----- Data supplied -----

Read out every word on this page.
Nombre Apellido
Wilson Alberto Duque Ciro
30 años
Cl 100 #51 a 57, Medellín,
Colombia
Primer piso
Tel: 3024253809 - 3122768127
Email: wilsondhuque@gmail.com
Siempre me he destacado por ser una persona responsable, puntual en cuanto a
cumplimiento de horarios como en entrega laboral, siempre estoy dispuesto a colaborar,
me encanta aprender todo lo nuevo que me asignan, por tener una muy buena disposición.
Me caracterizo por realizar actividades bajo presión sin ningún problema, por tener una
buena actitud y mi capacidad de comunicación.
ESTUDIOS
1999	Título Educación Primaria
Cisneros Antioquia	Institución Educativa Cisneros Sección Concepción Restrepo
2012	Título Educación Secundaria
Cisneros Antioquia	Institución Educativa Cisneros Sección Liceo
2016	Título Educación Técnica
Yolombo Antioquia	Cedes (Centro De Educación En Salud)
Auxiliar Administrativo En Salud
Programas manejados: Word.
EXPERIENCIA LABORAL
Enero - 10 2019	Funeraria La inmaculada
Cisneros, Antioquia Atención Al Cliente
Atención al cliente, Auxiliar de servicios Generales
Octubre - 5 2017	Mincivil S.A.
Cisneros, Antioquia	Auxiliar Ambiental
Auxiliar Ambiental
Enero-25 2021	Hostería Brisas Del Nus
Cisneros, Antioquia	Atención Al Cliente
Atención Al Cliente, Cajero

-----

* [Brief]
Write out the whole listing again. Match it word for word.

* [The result]
Read out every word on this page.
Nombre Apellido
Wilson Alberto Duque Ciro
30 años
Cl 100 #51 a 57, Medellín,
Colombia
Primer piso
Tel: 3024253809 - 3122768127
Email: wilsondhuque@gmail.com
Siempre me he destacado por ser una persona responsable, puntual en cuanto a
cumplimiento de horarios como en entrega laboral, siempre estoy dispuesto a colaborar,
me encanta aprender todo lo nuevo que me asignan, por tener una muy buena disposición.
Me caracterizo por realizar actividades bajo presión sin ningún problema, por tener una
buena actitud y mi capacidad de comunicación.
ESTUDIOS
1999	Título Educación Primaria
Cisneros Antioquia	Institución Educativa Cisneros Sección Concepción Restrepo
2012	Título Educación Secundaria
Cisneros Antioquia	Institución Educativa Cisneros Sección Liceo
2016	Título Educación Técnica
Yolombo Antioquia	Cedes (Centro De Educación En Salud)
Auxiliar Administrativo En Salud
Programas manejados: Word.
EXPERIENCIA LABORAL
Enero - 10 2019	Funeraria La inmaculada
Cisneros, Antioquia Atención Al Cliente
Atención al cliente, Auxiliar de servicios Generales
Octubre - 5 2017	Mincivil S.A.
Cisneros, Antioquia	Auxiliar Ambiental
Auxiliar Ambiental
Enero-25 2021	Hostería Brisas Del Nus
Cisneros, Antioquia	Atención Al Cliente
Atención Al Cliente, Cajero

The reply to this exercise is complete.